***** SOURCE DATA *****
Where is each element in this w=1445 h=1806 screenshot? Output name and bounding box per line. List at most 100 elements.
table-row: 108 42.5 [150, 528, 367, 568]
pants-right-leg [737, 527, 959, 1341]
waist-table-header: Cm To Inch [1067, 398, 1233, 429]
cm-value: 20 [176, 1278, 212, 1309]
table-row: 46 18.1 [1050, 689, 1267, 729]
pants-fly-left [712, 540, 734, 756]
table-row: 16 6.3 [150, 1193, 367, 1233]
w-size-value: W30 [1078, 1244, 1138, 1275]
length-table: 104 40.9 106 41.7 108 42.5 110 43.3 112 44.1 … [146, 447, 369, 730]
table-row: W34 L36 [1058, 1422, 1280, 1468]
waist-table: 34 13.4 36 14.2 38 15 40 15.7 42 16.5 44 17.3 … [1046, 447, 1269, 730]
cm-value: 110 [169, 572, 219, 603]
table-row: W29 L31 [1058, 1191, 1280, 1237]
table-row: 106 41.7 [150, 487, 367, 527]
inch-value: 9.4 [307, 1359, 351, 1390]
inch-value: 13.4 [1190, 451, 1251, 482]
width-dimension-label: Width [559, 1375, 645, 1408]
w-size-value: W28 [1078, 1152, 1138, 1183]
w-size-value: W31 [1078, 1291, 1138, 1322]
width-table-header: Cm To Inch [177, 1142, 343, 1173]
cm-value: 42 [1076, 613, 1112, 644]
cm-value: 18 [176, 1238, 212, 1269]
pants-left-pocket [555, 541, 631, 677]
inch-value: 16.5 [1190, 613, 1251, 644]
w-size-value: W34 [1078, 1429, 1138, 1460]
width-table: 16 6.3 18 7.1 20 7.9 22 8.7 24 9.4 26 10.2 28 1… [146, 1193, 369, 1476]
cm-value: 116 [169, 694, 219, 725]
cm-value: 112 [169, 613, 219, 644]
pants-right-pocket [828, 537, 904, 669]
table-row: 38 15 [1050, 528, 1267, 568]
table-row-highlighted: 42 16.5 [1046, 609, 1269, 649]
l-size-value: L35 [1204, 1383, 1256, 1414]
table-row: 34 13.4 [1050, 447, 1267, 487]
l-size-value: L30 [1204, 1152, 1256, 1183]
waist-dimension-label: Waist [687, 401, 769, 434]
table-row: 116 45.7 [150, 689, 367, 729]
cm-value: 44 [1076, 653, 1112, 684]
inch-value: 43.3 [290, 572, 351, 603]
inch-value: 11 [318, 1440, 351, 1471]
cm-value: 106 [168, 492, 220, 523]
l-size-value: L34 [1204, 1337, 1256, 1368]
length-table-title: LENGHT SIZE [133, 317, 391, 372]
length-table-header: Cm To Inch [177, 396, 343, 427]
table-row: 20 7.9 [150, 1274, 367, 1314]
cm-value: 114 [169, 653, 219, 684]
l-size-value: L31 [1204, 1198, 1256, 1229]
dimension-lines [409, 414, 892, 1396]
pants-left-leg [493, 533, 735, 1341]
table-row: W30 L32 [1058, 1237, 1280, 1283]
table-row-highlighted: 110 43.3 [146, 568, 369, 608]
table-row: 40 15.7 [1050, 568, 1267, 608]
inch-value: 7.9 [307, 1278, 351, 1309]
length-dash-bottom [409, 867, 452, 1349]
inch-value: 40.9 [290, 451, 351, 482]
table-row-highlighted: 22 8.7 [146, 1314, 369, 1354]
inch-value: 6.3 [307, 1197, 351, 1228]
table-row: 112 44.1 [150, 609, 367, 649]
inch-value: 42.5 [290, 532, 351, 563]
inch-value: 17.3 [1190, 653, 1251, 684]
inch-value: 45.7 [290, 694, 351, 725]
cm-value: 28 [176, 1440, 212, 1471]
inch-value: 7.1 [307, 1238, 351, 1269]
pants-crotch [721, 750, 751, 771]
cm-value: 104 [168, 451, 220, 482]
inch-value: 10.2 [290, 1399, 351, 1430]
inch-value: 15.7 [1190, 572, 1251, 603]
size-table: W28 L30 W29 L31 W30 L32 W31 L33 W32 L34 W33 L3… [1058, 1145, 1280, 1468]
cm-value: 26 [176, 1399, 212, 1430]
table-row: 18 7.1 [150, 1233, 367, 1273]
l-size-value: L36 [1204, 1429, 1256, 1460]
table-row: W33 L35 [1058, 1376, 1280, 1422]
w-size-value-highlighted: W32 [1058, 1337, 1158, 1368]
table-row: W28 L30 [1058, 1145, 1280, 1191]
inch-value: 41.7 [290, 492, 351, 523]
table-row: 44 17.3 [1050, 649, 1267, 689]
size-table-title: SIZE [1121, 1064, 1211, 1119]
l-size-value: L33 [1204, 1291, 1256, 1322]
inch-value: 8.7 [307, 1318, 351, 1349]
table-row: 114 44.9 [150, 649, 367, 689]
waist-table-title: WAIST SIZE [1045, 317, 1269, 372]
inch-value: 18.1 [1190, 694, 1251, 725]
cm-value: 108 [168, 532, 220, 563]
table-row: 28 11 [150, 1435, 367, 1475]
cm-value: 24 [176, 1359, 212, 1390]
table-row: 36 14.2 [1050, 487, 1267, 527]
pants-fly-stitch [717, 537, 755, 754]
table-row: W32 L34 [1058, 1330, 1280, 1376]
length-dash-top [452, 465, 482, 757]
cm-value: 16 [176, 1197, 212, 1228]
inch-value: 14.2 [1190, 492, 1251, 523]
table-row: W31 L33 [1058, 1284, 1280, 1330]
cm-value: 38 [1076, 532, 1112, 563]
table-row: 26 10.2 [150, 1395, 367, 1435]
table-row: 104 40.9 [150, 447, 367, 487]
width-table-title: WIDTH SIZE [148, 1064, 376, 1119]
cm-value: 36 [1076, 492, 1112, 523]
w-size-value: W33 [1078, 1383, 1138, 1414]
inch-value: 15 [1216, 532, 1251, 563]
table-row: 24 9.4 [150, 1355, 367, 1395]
*****
TASK REQUIREMENTS -> Rewrite the records from their first line through the line containing "table-row: 16 6.3 [150, 1193, 367, 1233]", swapping "Output" for "Return" and keeping everything else the same.

CORRECT OUTPUT ->
Where is each element in this w=1445 h=1806 screenshot? Return name and bounding box per line. List at most 100 elements.
table-row: 108 42.5 [150, 528, 367, 568]
pants-right-leg [737, 527, 959, 1341]
waist-table-header: Cm To Inch [1067, 398, 1233, 429]
cm-value: 20 [176, 1278, 212, 1309]
table-row: 46 18.1 [1050, 689, 1267, 729]
pants-fly-left [712, 540, 734, 756]
table-row: 16 6.3 [150, 1193, 367, 1233]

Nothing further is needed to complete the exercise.